TASK DETAILS -
Extract each line of the records below that contains the word "this".

RECORDS FOR THE EXERCISE -

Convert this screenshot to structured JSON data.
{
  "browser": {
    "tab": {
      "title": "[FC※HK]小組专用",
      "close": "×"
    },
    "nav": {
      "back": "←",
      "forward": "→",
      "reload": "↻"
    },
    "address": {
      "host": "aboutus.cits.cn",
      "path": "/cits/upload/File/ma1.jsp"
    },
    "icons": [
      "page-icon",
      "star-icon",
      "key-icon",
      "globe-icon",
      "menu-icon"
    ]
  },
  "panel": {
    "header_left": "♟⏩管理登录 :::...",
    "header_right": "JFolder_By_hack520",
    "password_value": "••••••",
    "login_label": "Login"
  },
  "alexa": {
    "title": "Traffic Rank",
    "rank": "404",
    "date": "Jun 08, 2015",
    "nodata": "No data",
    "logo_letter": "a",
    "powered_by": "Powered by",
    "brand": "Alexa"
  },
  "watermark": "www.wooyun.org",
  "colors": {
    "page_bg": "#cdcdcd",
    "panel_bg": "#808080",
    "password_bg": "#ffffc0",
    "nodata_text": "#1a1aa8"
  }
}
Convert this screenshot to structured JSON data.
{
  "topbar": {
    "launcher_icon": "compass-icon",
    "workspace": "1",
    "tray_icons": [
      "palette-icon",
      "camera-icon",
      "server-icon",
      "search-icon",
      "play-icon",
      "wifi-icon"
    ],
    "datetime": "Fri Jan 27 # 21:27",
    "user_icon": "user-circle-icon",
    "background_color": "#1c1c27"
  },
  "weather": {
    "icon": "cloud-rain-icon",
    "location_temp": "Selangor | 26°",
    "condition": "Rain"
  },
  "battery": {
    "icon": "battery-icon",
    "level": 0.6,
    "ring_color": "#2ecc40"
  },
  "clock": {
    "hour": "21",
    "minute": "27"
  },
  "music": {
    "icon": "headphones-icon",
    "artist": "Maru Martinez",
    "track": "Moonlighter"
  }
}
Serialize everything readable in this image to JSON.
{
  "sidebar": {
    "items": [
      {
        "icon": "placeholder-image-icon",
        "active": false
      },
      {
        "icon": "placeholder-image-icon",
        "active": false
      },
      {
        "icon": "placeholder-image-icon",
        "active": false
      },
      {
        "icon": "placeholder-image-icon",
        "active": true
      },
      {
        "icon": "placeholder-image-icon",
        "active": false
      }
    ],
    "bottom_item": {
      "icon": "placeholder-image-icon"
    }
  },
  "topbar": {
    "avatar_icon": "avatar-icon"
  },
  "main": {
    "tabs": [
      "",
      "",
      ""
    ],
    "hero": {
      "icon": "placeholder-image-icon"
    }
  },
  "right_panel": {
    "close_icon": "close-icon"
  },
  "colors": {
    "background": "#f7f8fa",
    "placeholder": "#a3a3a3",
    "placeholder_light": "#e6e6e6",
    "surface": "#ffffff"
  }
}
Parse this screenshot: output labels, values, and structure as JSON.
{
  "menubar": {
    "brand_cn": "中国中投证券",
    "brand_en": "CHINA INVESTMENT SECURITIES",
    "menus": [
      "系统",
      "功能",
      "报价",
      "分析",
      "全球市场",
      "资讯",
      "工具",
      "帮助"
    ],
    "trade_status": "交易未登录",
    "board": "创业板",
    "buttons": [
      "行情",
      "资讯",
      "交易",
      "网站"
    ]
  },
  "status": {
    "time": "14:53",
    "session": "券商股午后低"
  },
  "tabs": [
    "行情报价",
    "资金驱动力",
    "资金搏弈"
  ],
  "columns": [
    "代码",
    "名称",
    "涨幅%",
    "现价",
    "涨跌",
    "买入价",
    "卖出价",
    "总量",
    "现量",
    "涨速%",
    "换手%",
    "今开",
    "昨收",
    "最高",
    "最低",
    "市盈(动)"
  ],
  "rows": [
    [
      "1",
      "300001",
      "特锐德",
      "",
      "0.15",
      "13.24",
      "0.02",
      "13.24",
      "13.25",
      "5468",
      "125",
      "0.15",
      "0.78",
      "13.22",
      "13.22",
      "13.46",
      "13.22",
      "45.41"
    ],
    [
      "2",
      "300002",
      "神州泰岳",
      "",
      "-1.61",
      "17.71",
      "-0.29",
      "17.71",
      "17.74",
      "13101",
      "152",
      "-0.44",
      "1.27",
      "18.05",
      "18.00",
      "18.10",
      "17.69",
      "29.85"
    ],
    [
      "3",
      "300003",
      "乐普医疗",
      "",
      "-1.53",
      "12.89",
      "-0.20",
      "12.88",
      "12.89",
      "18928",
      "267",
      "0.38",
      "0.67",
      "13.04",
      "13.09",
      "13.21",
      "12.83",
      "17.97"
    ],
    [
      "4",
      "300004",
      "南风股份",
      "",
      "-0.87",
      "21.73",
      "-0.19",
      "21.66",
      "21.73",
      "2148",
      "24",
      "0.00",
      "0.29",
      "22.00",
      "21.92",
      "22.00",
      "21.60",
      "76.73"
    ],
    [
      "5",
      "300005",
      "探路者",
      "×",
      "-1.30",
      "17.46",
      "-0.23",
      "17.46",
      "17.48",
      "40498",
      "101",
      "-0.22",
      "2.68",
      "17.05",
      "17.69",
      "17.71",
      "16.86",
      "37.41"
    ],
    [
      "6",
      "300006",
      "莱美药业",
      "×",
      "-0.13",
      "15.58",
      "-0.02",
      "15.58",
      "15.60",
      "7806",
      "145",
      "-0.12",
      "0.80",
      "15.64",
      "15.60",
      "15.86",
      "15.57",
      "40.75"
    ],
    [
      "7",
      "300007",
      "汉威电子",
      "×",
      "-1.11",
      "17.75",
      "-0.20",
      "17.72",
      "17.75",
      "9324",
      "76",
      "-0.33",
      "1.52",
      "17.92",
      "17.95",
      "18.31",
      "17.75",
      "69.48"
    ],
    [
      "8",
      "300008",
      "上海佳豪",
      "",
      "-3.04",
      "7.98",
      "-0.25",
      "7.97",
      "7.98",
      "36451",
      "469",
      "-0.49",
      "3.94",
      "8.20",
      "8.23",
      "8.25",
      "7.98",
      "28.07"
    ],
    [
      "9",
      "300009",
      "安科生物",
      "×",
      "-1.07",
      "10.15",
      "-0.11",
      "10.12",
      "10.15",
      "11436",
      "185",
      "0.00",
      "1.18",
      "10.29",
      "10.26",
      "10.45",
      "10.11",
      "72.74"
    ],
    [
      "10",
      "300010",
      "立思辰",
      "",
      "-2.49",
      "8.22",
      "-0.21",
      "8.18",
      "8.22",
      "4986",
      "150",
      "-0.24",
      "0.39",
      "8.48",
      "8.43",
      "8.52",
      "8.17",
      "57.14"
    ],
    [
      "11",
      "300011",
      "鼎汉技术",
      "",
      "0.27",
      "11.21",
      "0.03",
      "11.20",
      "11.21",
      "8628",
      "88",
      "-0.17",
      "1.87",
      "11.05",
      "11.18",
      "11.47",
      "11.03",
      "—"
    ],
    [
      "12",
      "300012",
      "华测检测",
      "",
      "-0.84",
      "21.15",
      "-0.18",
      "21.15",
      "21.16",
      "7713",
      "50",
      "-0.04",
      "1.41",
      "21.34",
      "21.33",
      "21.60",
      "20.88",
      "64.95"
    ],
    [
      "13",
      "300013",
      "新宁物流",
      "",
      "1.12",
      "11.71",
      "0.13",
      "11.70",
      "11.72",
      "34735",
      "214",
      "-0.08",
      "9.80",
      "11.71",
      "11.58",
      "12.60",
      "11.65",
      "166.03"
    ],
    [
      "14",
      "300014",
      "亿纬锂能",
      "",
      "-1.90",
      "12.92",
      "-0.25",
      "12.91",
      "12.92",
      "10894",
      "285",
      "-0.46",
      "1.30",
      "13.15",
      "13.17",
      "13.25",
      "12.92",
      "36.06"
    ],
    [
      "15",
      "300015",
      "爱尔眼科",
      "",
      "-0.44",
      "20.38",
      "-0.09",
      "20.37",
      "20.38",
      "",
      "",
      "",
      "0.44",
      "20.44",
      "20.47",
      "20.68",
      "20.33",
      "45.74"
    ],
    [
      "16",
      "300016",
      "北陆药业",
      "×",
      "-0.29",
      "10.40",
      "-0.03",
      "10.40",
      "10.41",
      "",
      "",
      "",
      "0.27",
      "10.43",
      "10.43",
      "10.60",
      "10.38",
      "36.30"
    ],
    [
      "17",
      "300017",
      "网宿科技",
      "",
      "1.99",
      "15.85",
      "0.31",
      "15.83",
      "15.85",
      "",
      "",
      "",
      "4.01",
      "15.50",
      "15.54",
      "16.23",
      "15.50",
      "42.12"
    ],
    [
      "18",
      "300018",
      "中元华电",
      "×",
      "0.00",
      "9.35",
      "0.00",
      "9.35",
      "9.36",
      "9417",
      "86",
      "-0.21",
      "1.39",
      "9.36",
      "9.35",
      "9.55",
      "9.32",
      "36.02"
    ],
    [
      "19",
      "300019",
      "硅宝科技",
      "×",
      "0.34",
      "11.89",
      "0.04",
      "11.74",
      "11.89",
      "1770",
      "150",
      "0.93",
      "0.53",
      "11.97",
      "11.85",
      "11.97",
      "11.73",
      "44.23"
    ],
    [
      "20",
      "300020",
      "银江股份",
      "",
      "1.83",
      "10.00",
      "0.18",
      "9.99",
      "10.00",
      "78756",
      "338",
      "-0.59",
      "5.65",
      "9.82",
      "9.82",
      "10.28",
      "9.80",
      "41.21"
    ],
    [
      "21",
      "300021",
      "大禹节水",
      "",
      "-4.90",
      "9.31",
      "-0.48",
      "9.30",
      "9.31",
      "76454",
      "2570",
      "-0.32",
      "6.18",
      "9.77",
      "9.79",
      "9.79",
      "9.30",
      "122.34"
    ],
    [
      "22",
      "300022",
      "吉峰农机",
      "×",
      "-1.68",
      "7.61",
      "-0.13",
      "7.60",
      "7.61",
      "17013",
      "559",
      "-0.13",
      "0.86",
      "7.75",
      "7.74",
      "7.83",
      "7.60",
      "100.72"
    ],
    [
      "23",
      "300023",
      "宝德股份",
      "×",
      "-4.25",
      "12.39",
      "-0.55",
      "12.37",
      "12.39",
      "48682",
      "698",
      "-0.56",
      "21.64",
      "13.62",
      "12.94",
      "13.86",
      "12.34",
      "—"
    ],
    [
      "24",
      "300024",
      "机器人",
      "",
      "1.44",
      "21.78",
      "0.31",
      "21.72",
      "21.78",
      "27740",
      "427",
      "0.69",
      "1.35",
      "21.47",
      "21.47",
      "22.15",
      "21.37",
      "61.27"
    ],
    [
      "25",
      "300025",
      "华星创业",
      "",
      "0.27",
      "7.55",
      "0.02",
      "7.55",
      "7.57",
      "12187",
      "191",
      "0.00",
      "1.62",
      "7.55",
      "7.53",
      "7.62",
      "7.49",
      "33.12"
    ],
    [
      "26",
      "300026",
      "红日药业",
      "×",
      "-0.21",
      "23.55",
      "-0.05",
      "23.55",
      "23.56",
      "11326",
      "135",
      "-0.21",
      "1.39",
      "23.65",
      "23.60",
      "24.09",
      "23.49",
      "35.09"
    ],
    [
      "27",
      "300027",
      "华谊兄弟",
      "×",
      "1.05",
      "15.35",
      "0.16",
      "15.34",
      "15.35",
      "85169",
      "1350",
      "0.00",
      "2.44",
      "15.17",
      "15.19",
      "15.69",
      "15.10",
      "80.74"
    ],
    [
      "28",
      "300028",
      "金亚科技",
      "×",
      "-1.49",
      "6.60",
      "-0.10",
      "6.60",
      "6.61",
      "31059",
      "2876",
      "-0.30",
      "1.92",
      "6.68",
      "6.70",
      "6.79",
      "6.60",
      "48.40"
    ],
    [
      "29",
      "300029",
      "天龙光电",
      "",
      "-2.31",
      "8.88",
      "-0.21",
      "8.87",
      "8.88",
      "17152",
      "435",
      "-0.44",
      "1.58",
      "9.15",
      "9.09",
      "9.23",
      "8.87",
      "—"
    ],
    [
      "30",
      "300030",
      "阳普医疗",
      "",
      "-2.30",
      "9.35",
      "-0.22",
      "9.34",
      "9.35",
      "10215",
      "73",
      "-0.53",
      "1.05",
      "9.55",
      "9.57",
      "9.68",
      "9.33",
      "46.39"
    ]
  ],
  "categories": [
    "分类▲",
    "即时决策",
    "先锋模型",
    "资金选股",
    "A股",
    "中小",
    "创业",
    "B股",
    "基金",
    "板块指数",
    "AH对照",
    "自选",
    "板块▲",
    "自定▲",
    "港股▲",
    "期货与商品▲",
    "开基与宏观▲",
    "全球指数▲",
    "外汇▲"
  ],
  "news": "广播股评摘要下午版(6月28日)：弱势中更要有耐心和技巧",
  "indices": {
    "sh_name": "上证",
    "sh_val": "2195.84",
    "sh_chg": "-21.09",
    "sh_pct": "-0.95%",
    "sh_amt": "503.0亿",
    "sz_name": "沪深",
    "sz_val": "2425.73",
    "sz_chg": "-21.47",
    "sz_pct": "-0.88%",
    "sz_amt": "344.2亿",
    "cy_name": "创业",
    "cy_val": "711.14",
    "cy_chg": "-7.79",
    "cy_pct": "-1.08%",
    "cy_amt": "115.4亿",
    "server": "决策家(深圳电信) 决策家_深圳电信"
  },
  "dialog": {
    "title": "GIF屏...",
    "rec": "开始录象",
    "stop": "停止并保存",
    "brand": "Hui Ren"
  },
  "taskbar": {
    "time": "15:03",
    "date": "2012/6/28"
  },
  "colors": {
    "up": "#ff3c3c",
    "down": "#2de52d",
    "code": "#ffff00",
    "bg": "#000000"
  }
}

RIGHT ANSWER -
Convert this screenshot to structured JSON data.
Convert this screenshot to structured JSON data.
Serialize everything readable in this image to JSON.
Parse this screenshot: output labels, values, and structure as JSON.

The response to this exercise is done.